**What you are asked to do:**
Check each line of the material. Copy those containing "Weighted".

**Dataset rows:**
>> Begin

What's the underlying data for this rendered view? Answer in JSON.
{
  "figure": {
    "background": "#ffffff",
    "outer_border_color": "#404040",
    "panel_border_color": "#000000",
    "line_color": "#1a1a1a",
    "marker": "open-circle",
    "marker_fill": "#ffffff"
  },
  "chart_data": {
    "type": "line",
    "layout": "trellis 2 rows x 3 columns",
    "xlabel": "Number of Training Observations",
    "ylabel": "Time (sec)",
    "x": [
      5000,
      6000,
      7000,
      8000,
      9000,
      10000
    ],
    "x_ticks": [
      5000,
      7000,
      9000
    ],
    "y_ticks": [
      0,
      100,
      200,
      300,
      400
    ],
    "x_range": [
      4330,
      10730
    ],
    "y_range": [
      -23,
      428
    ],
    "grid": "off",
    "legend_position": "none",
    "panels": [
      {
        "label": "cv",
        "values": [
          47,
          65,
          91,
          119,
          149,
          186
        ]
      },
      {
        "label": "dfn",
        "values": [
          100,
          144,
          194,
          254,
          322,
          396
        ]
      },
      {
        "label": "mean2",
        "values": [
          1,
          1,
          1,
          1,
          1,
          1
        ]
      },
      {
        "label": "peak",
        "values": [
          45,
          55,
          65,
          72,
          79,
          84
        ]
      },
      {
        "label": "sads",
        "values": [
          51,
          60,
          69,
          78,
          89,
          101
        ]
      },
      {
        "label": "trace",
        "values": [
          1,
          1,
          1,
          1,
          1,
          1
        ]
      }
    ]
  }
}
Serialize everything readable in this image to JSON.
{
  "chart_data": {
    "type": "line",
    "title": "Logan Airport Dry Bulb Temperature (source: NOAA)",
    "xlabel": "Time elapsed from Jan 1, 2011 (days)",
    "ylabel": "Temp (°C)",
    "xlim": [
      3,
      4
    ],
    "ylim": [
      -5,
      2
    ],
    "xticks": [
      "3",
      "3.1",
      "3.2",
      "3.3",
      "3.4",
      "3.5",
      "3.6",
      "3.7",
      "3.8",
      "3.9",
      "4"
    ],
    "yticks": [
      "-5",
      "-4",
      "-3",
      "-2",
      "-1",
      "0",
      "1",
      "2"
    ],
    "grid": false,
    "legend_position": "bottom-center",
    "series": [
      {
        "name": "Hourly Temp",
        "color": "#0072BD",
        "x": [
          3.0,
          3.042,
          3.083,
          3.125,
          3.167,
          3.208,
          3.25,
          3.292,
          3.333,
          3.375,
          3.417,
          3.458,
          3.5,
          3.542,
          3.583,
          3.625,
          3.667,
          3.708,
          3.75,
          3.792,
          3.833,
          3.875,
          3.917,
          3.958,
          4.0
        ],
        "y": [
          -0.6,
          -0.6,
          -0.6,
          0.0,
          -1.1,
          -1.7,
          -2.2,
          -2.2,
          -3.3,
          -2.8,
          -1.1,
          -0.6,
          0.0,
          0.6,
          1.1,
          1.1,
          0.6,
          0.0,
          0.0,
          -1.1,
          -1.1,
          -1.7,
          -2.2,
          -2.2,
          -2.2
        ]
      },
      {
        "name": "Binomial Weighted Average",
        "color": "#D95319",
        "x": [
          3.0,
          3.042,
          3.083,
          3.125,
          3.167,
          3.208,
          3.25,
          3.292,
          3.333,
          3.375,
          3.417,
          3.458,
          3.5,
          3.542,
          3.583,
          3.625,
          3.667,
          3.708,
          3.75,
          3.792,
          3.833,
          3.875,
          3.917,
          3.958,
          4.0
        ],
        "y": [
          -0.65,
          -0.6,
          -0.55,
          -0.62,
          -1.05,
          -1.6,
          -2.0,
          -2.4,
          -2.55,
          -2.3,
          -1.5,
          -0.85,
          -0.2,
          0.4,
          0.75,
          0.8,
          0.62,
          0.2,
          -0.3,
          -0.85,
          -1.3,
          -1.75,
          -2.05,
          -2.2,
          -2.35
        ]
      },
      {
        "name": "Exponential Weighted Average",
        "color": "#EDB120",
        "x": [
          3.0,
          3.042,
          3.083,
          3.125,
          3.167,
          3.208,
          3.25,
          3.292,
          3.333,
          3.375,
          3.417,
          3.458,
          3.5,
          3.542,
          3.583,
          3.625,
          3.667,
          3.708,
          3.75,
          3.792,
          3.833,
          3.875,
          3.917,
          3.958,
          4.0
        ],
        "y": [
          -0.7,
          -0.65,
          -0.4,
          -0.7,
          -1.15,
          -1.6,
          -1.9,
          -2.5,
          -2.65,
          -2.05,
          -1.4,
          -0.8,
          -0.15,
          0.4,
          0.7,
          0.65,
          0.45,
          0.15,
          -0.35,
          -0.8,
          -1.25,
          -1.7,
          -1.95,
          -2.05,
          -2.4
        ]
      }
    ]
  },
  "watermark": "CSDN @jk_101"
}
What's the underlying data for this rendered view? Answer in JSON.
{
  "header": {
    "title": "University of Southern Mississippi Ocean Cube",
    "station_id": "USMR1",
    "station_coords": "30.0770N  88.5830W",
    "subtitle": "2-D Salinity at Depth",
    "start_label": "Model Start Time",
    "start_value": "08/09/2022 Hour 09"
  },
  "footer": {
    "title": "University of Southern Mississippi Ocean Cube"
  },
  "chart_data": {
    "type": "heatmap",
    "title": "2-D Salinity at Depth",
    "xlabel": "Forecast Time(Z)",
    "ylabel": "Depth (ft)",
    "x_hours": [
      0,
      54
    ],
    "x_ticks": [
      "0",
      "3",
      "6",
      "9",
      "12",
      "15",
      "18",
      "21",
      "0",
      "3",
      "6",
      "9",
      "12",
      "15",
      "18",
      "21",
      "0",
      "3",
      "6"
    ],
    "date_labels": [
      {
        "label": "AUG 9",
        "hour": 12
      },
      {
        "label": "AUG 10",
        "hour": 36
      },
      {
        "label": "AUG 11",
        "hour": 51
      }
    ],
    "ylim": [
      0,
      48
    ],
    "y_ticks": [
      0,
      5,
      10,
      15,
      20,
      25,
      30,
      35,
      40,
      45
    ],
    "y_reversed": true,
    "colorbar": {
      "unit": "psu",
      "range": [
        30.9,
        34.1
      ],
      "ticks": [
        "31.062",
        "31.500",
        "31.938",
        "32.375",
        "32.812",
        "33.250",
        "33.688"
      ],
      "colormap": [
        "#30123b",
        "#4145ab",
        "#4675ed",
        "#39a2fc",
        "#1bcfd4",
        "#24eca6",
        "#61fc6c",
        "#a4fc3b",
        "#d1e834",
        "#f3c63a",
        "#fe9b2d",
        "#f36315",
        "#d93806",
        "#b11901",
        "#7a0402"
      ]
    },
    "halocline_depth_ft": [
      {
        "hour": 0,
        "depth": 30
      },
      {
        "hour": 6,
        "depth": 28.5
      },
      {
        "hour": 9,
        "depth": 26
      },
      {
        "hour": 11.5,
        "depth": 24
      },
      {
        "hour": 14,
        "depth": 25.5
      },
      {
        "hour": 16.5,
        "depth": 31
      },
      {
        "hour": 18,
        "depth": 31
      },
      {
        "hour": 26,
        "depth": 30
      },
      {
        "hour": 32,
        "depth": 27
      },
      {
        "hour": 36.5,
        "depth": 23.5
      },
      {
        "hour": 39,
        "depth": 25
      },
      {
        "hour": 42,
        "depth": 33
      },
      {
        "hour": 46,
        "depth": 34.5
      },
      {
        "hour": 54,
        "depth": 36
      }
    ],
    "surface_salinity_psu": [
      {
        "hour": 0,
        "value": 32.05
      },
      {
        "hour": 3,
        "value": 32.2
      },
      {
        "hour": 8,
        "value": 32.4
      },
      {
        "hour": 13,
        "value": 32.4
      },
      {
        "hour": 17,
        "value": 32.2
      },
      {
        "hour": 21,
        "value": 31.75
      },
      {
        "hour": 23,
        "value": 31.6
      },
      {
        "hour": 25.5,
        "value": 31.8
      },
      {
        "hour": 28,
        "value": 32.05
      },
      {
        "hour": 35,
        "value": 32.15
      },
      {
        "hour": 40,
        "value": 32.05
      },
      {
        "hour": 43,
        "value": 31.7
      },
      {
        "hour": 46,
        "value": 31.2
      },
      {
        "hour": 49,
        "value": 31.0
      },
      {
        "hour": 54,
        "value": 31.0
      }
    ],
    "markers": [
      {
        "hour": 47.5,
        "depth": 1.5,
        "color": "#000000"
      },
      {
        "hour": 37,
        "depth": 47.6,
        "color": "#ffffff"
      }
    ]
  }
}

>> End

**Solution to the problem:**
        "name": "Binomial Weighted Average",
        "name": "Exponential Weighted Average",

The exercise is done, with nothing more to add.